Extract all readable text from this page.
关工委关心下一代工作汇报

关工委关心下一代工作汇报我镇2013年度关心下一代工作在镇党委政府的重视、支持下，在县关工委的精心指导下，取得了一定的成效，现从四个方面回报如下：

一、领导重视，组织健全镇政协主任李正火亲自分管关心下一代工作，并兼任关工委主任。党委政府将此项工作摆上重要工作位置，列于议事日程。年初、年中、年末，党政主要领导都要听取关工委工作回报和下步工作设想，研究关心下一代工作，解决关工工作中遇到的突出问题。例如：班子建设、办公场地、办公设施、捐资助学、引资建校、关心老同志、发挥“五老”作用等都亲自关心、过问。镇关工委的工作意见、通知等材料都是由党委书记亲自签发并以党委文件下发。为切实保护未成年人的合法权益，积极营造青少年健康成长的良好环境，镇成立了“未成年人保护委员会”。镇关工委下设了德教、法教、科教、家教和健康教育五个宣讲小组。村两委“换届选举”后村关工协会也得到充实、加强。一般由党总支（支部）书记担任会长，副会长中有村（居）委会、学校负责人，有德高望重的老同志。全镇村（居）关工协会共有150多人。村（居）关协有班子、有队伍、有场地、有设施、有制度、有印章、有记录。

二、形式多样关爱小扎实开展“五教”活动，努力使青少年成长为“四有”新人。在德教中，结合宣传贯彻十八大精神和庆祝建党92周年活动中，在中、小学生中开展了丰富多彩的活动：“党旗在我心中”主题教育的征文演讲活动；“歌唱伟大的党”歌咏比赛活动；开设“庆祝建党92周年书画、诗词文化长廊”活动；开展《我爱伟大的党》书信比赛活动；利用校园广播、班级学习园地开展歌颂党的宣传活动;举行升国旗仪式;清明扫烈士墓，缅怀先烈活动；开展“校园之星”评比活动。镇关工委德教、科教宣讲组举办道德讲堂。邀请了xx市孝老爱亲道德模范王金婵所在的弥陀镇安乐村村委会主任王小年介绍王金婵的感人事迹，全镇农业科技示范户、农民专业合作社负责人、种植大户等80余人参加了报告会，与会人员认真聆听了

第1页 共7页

■ ■ ■ ■ ■

**TASK DESCRIPTION**: Word for word, extract all the records.

**ANSWER TO THIS PROBLEM**:
Extract all readable text from this page.
关工委关心下一代工作汇报

关工委关心下一代工作汇报我镇2013年度关心下一代工作在镇党委政府的重视、支持下，在县关工委的精心指导下，取得了一定的成效，现从四个方面回报如下：

一、领导重视，组织健全镇政协主任李正火亲自分管关心下一代工作，并兼任关工委主任。党委政府将此项工作摆上重要工作位置，列于议事日程。年初、年中、年末，党政主要领导都要听取关工委工作回报和下步工作设想，研究关心下一代工作，解决关工工作中遇到的突出问题。例如：班子建设、办公场地、办公设施、捐资助学、引资建校、关心老同志、发挥“五老”作用等都亲自关心、过问。镇关工委的工作意见、通知等材料都是由党委书记亲自签发并以党委文件下发。为切实保护未成年人的合法权益，积极营造青少年健康成长的良好环境，镇成立了“未成年人保护委员会”。镇关工委下设了德教、法教、科教、家教和健康教育五个宣讲小组。村两委“换届选举”后村关工协会也得到充实、加强。一般由党总支（支部）书记担任会长，副会长中有村（居）委会、学校负责人，有德高望重的老同志。全镇村（居）关工协会共有150多人。村（居）关协有班子、有队伍、有场地、有设施、有制度、有印章、有记录。

二、形式多样关爱小扎实开展“五教”活动，努力使青少年成长为“四有”新人。在德教中，结合宣传贯彻十八大精神和庆祝建党92周年活动中，在中、小学生中开展了丰富多彩的活动：“党旗在我心中”主题教育的征文演讲活动；“歌唱伟大的党”歌咏比赛活动；开设“庆祝建党92周年书画、诗词文化长廊”活动；开展《我爱伟大的党》书信比赛活动；利用校园广播、班级学习园地开展歌颂党的宣传活动;举行升国旗仪式;清明扫烈士墓，缅怀先烈活动；开展“校园之星”评比活动。镇关工委德教、科教宣讲组举办道德讲堂。邀请了xx市孝老爱亲道德模范王金婵所在的弥陀镇安乐村村委会主任王小年介绍王金婵的感人事迹，全镇农业科技示范户、农民专业合作社负责人、种植大户等80余人参加了报告会，与会人员认真聆听了

第1页 共7页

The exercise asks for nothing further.